THE REQUEST: Leaving out the pictures, transcribe all of the records faithfully.

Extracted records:

##############################

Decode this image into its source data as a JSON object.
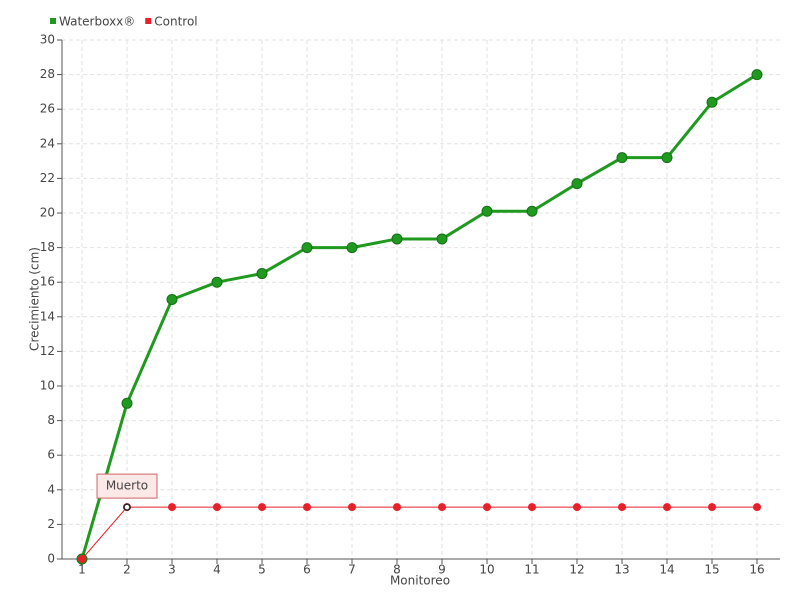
{
  "chart_data": {
    "type": "line",
    "xlabel": "Monitoreo",
    "ylabel": "Crecimiento (cm)",
    "categories": [
      "1",
      "2",
      "3",
      "4",
      "5",
      "6",
      "7",
      "8",
      "9",
      "10",
      "11",
      "12",
      "13",
      "14",
      "15",
      "16"
    ],
    "series": [
      {
        "name": "Waterboxx®",
        "color": "#1f9a1f",
        "values": [
          0,
          9,
          15,
          16,
          16.5,
          18,
          18,
          18.5,
          18.5,
          20.1,
          20.1,
          21.7,
          23.2,
          23.2,
          26.4,
          28
        ]
      },
      {
        "name": "Control",
        "color": "#e8202a",
        "values": [
          0,
          3,
          3,
          3,
          3,
          3,
          3,
          3,
          3,
          3,
          3,
          3,
          3,
          3,
          3,
          3
        ]
      }
    ],
    "annotation": {
      "text": "Muerto",
      "x": "2",
      "y": 3
    },
    "ylim": [
      0,
      30
    ],
    "yticks": [
      0,
      2,
      4,
      6,
      8,
      10,
      12,
      14,
      16,
      18,
      20,
      22,
      24,
      26,
      28,
      30
    ],
    "grid": true,
    "legend": "top-left"
  }
}
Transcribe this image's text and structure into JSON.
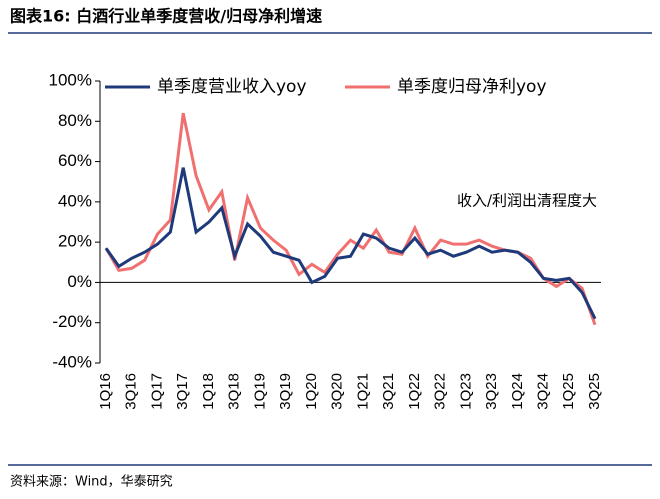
{
  "chart_data": {
    "type": "line",
    "title": "图表16:  白酒行业单季度营收/归母净利增速",
    "source": "资料来源：Wind，华泰研究",
    "annotation": "收入/利润出清程度大",
    "annotation_color": "#e00000",
    "legend": "top",
    "categories": [
      "1Q16",
      null,
      "3Q16",
      null,
      "1Q17",
      null,
      "3Q17",
      null,
      "1Q18",
      null,
      "3Q18",
      null,
      "1Q19",
      null,
      "3Q19",
      null,
      "1Q20",
      null,
      "3Q20",
      null,
      "1Q21",
      null,
      "3Q21",
      null,
      "1Q22",
      null,
      "3Q22",
      null,
      "1Q23",
      null,
      "3Q23",
      null,
      "1Q24",
      null,
      "3Q24",
      null,
      "1Q25",
      null,
      "3Q25"
    ],
    "series": [
      {
        "name": "单季度营业收入yoy",
        "color": "#1f3a7a",
        "values": [
          17,
          8,
          12,
          15,
          19,
          25,
          57,
          25,
          30,
          37,
          13,
          29,
          23,
          15,
          13,
          11,
          0,
          3,
          12,
          13,
          24,
          22,
          17,
          15,
          22,
          14,
          16,
          13,
          15,
          18,
          15,
          16,
          15,
          10,
          2,
          1,
          2,
          -5,
          -18
        ]
      },
      {
        "name": "单季度归母净利yoy",
        "color": "#f07070",
        "values": [
          17,
          6,
          7,
          11,
          24,
          31,
          84,
          53,
          36,
          45,
          11,
          42,
          27,
          21,
          16,
          4,
          9,
          5,
          14,
          21,
          17,
          26,
          15,
          14,
          27,
          13,
          21,
          19,
          19,
          21,
          18,
          16,
          15,
          12,
          2,
          -2,
          2,
          -3,
          -21
        ]
      }
    ],
    "ylim": [
      -40,
      100
    ],
    "yticks": [
      {
        "value": -40,
        "label": "-40%"
      },
      {
        "value": -20,
        "label": "-20%"
      },
      {
        "value": 0,
        "label": "0%"
      },
      {
        "value": 20,
        "label": "20%"
      },
      {
        "value": 40,
        "label": "40%"
      },
      {
        "value": 60,
        "label": "60%"
      },
      {
        "value": 80,
        "label": "80%"
      },
      {
        "value": 100,
        "label": "100%"
      }
    ]
  }
}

##############################

EXERCISE ANSWER:
Decode this image into its source data as a JSON object.
{
  "chart_data": {
    "type": "line",
    "xlabel": "Monitoreo",
    "ylabel": "Crecimiento (cm)",
    "categories": [
      "1",
      "2",
      "3",
      "4",
      "5",
      "6",
      "7",
      "8",
      "9",
      "10",
      "11",
      "12",
      "13",
      "14",
      "15",
      "16"
    ],
    "series": [
      {
        "name": "Waterboxx®",
        "color": "#1f9a1f",
        "values": [
          0,
          9,
          15,
          16,
          16.5,
          18,
          18,
          18.5,
          18.5,
          20.1,
          20.1,
          21.7,
          23.2,
          23.2,
          26.4,
          28
        ]
      },
      {
        "name": "Control",
        "color": "#e8202a",
        "values": [
          0,
          3,
          3,
          3,
          3,
          3,
          3,
          3,
          3,
          3,
          3,
          3,
          3,
          3,
          3,
          3
        ]
      }
    ],
    "annotation": {
      "text": "Muerto",
      "x": "2",
      "y": 3
    },
    "ylim": [
      0,
      30
    ],
    "yticks": [
      0,
      2,
      4,
      6,
      8,
      10,
      12,
      14,
      16,
      18,
      20,
      22,
      24,
      26,
      28,
      30
    ],
    "grid": true,
    "legend": "top-left"
  }
}
Transcribe this image's text and structure into JSON.
{
  "chart_data": {
    "type": "line",
    "title": "图表16:  白酒行业单季度营收/归母净利增速",
    "source": "资料来源：Wind，华泰研究",
    "annotation": "收入/利润出清程度大",
    "annotation_color": "#e00000",
    "legend": "top",
    "categories": [
      "1Q16",
      null,
      "3Q16",
      null,
      "1Q17",
      null,
      "3Q17",
      null,
      "1Q18",
      null,
      "3Q18",
      null,
      "1Q19",
      null,
      "3Q19",
      null,
      "1Q20",
      null,
      "3Q20",
      null,
      "1Q21",
      null,
      "3Q21",
      null,
      "1Q22",
      null,
      "3Q22",
      null,
      "1Q23",
      null,
      "3Q23",
      null,
      "1Q24",
      null,
      "3Q24",
      null,
      "1Q25",
      null,
      "3Q25"
    ],
    "series": [
      {
        "name": "单季度营业收入yoy",
        "color": "#1f3a7a",
        "values": [
          17,
          8,
          12,
          15,
          19,
          25,
          57,
          25,
          30,
          37,
          13,
          29,
          23,
          15,
          13,
          11,
          0,
          3,
          12,
          13,
          24,
          22,
          17,
          15,
          22,
          14,
          16,
          13,
          15,
          18,
          15,
          16,
          15,
          10,
          2,
          1,
          2,
          -5,
          -18
        ]
      },
      {
        "name": "单季度归母净利yoy",
        "color": "#f07070",
        "values": [
          17,
          6,
          7,
          11,
          24,
          31,
          84,
          53,
          36,
          45,
          11,
          42,
          27,
          21,
          16,
          4,
          9,
          5,
          14,
          21,
          17,
          26,
          15,
          14,
          27,
          13,
          21,
          19,
          19,
          21,
          18,
          16,
          15,
          12,
          2,
          -2,
          2,
          -3,
          -21
        ]
      }
    ],
    "ylim": [
      -40,
      100
    ],
    "yticks": [
      {
        "value": -40,
        "label": "-40%"
      },
      {
        "value": -20,
        "label": "-20%"
      },
      {
        "value": 0,
        "label": "0%"
      },
      {
        "value": 20,
        "label": "20%"
      },
      {
        "value": 40,
        "label": "40%"
      },
      {
        "value": 60,
        "label": "60%"
      },
      {
        "value": 80,
        "label": "80%"
      },
      {
        "value": 100,
        "label": "100%"
      }
    ]
  }
}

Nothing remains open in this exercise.